# TASK OBJECTIVE
Count the lines below that include the word "elbow" and write that number alone.

Dataset rows about figures:
********
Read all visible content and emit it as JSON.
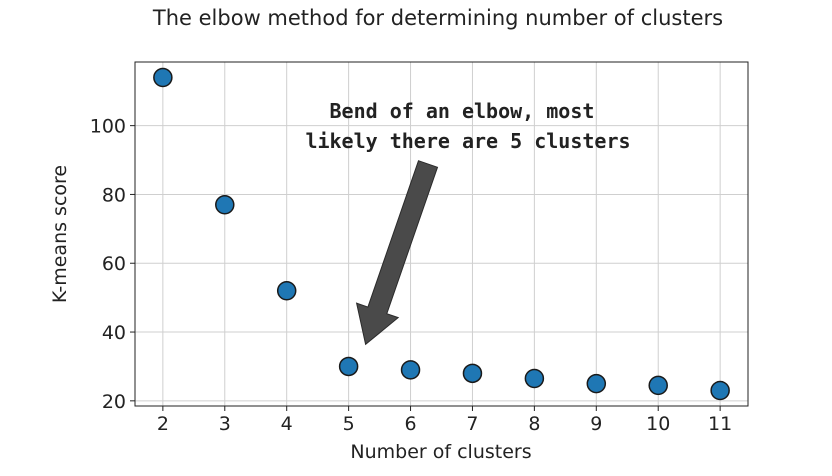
{
  "chart_data": {
    "type": "scatter",
    "title": "The elbow method for determining number of clusters",
    "xlabel": "Number of clusters",
    "ylabel": "K-means score",
    "x": [
      2,
      3,
      4,
      5,
      6,
      7,
      8,
      9,
      10,
      11
    ],
    "y": [
      114,
      77,
      52,
      30,
      29,
      28,
      26.5,
      25,
      24.5,
      23
    ],
    "xticks": [
      "2",
      "3",
      "4",
      "5",
      "6",
      "7",
      "8",
      "9",
      "10",
      "11"
    ],
    "yticks": [
      "20",
      "40",
      "60",
      "80",
      "100"
    ],
    "xlim": [
      1.55,
      11.45
    ],
    "ylim": [
      18.5,
      118.5
    ],
    "grid": true,
    "marker_color": "#1f77b4",
    "marker_edge_color": "#1a1a1a",
    "annotation": {
      "lines": [
        "Bend of an elbow, most",
        "likely there are 5 clusters"
      ],
      "points_to_x": 5,
      "points_to_y": 30,
      "arrow_color": "#4a4a4a"
    }
  }
}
********
# REPLY TO THE EXERCISE
2